Data records
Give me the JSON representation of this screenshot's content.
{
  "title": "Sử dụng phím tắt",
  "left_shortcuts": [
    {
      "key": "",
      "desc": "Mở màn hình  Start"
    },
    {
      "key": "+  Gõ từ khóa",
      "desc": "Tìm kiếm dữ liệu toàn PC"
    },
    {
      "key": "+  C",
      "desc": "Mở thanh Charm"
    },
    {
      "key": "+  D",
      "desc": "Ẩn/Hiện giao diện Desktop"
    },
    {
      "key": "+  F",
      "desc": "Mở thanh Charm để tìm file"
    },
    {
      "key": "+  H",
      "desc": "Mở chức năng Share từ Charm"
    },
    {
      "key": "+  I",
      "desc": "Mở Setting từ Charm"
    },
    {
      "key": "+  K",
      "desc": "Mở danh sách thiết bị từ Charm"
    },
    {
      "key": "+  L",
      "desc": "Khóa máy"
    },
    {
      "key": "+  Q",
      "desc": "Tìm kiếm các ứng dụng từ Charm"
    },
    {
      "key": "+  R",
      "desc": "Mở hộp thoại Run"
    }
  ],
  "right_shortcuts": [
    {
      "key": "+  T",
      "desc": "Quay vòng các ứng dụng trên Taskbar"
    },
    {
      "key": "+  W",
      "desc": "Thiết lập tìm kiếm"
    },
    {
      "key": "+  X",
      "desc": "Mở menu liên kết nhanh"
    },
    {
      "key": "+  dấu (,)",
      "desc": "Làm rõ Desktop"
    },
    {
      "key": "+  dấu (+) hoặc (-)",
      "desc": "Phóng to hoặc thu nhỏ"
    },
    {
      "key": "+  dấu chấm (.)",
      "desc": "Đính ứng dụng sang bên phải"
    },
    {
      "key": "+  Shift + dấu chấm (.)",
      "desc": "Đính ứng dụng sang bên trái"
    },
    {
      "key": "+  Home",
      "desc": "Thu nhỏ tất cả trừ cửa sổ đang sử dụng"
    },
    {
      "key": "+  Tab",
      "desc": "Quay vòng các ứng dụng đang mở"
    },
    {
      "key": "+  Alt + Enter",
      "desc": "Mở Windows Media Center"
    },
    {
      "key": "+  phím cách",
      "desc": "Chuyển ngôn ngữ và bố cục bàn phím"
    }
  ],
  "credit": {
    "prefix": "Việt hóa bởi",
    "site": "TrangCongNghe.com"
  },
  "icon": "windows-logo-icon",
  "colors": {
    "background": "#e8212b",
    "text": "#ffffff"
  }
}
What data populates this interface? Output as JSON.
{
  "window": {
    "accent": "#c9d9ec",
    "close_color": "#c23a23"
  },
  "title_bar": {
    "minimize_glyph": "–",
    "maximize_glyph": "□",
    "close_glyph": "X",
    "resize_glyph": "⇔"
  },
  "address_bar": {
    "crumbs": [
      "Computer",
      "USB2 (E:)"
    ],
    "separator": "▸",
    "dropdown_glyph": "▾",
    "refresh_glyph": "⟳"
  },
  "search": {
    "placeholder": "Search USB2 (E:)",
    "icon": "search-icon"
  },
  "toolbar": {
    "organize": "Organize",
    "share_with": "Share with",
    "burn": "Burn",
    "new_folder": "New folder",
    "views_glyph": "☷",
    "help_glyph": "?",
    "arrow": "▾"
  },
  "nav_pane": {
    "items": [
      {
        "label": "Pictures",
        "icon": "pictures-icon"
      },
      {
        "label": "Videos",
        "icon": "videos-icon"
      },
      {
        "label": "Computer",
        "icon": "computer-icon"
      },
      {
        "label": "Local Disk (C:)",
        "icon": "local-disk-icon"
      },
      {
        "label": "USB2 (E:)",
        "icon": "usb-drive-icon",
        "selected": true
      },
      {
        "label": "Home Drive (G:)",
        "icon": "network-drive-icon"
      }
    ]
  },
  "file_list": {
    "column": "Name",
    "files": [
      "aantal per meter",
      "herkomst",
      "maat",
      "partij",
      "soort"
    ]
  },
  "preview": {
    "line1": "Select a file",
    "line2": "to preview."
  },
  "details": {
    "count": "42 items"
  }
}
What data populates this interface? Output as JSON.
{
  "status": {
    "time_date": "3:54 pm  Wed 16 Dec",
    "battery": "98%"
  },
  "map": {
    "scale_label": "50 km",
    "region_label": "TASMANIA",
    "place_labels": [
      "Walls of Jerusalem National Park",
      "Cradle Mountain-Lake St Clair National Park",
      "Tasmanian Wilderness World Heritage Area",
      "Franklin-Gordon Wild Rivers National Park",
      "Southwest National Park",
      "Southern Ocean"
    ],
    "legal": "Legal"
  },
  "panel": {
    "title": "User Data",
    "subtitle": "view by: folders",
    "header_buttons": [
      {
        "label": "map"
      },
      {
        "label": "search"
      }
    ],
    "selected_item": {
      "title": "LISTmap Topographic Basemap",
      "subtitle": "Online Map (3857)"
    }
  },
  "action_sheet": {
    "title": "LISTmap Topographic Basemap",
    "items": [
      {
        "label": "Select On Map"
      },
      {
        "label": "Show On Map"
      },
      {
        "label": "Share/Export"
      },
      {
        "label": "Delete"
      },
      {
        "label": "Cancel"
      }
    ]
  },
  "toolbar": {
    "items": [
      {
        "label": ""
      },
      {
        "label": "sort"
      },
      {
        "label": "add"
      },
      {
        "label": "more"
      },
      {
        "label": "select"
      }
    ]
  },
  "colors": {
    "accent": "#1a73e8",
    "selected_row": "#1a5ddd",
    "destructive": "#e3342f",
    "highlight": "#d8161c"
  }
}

> **SHORT TASK**
Write the material out again in its entirety, exactly as shown.

> **TASK SOLUTION**
Give me the JSON representation of this screenshot's content.
{
  "title": "Sử dụng phím tắt",
  "left_shortcuts": [
    {
      "key": "",
      "desc": "Mở màn hình  Start"
    },
    {
      "key": "+  Gõ từ khóa",
      "desc": "Tìm kiếm dữ liệu toàn PC"
    },
    {
      "key": "+  C",
      "desc": "Mở thanh Charm"
    },
    {
      "key": "+  D",
      "desc": "Ẩn/Hiện giao diện Desktop"
    },
    {
      "key": "+  F",
      "desc": "Mở thanh Charm để tìm file"
    },
    {
      "key": "+  H",
      "desc": "Mở chức năng Share từ Charm"
    },
    {
      "key": "+  I",
      "desc": "Mở Setting từ Charm"
    },
    {
      "key": "+  K",
      "desc": "Mở danh sách thiết bị từ Charm"
    },
    {
      "key": "+  L",
      "desc": "Khóa máy"
    },
    {
      "key": "+  Q",
      "desc": "Tìm kiếm các ứng dụng từ Charm"
    },
    {
      "key": "+  R",
      "desc": "Mở hộp thoại Run"
    }
  ],
  "right_shortcuts": [
    {
      "key": "+  T",
      "desc": "Quay vòng các ứng dụng trên Taskbar"
    },
    {
      "key": "+  W",
      "desc": "Thiết lập tìm kiếm"
    },
    {
      "key": "+  X",
      "desc": "Mở menu liên kết nhanh"
    },
    {
      "key": "+  dấu (,)",
      "desc": "Làm rõ Desktop"
    },
    {
      "key": "+  dấu (+) hoặc (-)",
      "desc": "Phóng to hoặc thu nhỏ"
    },
    {
      "key": "+  dấu chấm (.)",
      "desc": "Đính ứng dụng sang bên phải"
    },
    {
      "key": "+  Shift + dấu chấm (.)",
      "desc": "Đính ứng dụng sang bên trái"
    },
    {
      "key": "+  Home",
      "desc": "Thu nhỏ tất cả trừ cửa sổ đang sử dụng"
    },
    {
      "key": "+  Tab",
      "desc": "Quay vòng các ứng dụng đang mở"
    },
    {
      "key": "+  Alt + Enter",
      "desc": "Mở Windows Media Center"
    },
    {
      "key": "+  phím cách",
      "desc": "Chuyển ngôn ngữ và bố cục bàn phím"
    }
  ],
  "credit": {
    "prefix": "Việt hóa bởi",
    "site": "TrangCongNghe.com"
  },
  "icon": "windows-logo-icon",
  "colors": {
    "background": "#e8212b",
    "text": "#ffffff"
  }
}
What data populates this interface? Output as JSON.
{
  "window": {
    "accent": "#c9d9ec",
    "close_color": "#c23a23"
  },
  "title_bar": {
    "minimize_glyph": "–",
    "maximize_glyph": "□",
    "close_glyph": "X",
    "resize_glyph": "⇔"
  },
  "address_bar": {
    "crumbs": [
      "Computer",
      "USB2 (E:)"
    ],
    "separator": "▸",
    "dropdown_glyph": "▾",
    "refresh_glyph": "⟳"
  },
  "search": {
    "placeholder": "Search USB2 (E:)",
    "icon": "search-icon"
  },
  "toolbar": {
    "organize": "Organize",
    "share_with": "Share with",
    "burn": "Burn",
    "new_folder": "New folder",
    "views_glyph": "☷",
    "help_glyph": "?",
    "arrow": "▾"
  },
  "nav_pane": {
    "items": [
      {
        "label": "Pictures",
        "icon": "pictures-icon"
      },
      {
        "label": "Videos",
        "icon": "videos-icon"
      },
      {
        "label": "Computer",
        "icon": "computer-icon"
      },
      {
        "label": "Local Disk (C:)",
        "icon": "local-disk-icon"
      },
      {
        "label": "USB2 (E:)",
        "icon": "usb-drive-icon",
        "selected": true
      },
      {
        "label": "Home Drive (G:)",
        "icon": "network-drive-icon"
      }
    ]
  },
  "file_list": {
    "column": "Name",
    "files": [
      "aantal per meter",
      "herkomst",
      "maat",
      "partij",
      "soort"
    ]
  },
  "preview": {
    "line1": "Select a file",
    "line2": "to preview."
  },
  "details": {
    "count": "42 items"
  }
}
What data populates this interface? Output as JSON.
{
  "status": {
    "time_date": "3:54 pm  Wed 16 Dec",
    "battery": "98%"
  },
  "map": {
    "scale_label": "50 km",
    "region_label": "TASMANIA",
    "place_labels": [
      "Walls of Jerusalem National Park",
      "Cradle Mountain-Lake St Clair National Park",
      "Tasmanian Wilderness World Heritage Area",
      "Franklin-Gordon Wild Rivers National Park",
      "Southwest National Park",
      "Southern Ocean"
    ],
    "legal": "Legal"
  },
  "panel": {
    "title": "User Data",
    "subtitle": "view by: folders",
    "header_buttons": [
      {
        "label": "map"
      },
      {
        "label": "search"
      }
    ],
    "selected_item": {
      "title": "LISTmap Topographic Basemap",
      "subtitle": "Online Map (3857)"
    }
  },
  "action_sheet": {
    "title": "LISTmap Topographic Basemap",
    "items": [
      {
        "label": "Select On Map"
      },
      {
        "label": "Show On Map"
      },
      {
        "label": "Share/Export"
      },
      {
        "label": "Delete"
      },
      {
        "label": "Cancel"
      }
    ]
  },
  "toolbar": {
    "items": [
      {
        "label": ""
      },
      {
        "label": "sort"
      },
      {
        "label": "add"
      },
      {
        "label": "more"
      },
      {
        "label": "select"
      }
    ]
  },
  "colors": {
    "accent": "#1a73e8",
    "selected_row": "#1a5ddd",
    "destructive": "#e3342f",
    "highlight": "#d8161c"
  }
}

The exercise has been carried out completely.